● **Exercise requirements**
Would you pull out every line of the material that contains the string "specialty"?

[Items listed in a dataset]
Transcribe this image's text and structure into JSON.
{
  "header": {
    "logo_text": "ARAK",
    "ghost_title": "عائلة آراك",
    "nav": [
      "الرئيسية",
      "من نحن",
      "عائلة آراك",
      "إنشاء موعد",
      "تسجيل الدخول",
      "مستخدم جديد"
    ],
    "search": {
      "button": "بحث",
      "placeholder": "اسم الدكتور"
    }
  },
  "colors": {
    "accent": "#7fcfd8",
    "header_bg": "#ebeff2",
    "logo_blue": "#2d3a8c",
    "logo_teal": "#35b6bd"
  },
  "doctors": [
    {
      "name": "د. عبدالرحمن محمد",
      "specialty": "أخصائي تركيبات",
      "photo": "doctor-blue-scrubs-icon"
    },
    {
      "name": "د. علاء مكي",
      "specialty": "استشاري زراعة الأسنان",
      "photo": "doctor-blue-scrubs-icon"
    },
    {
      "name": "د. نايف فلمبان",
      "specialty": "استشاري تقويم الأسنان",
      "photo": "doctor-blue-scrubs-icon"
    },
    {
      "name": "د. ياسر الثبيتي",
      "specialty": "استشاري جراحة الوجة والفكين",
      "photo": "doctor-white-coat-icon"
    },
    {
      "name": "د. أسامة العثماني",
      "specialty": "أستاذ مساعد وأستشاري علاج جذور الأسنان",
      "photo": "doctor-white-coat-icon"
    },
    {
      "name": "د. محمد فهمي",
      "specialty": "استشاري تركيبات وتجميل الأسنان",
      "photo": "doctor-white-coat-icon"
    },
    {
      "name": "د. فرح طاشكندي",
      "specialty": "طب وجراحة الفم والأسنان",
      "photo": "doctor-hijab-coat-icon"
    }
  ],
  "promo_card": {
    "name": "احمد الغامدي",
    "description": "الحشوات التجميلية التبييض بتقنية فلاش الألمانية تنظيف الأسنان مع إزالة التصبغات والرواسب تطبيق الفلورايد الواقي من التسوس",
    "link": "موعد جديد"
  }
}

● **Written answer**
      "specialty": "أخصائي تركيبات",
      "specialty": "استشاري زراعة الأسنان",
      "specialty": "استشاري تقويم الأسنان",
      "specialty": "استشاري جراحة الوجة والفكين",
      "specialty": "أستاذ مساعد وأستشاري علاج جذور الأسنان",
      "specialty": "استشاري تركيبات وتجميل الأسنان",
      "specialty": "طب وجراحة الفم والأسنان",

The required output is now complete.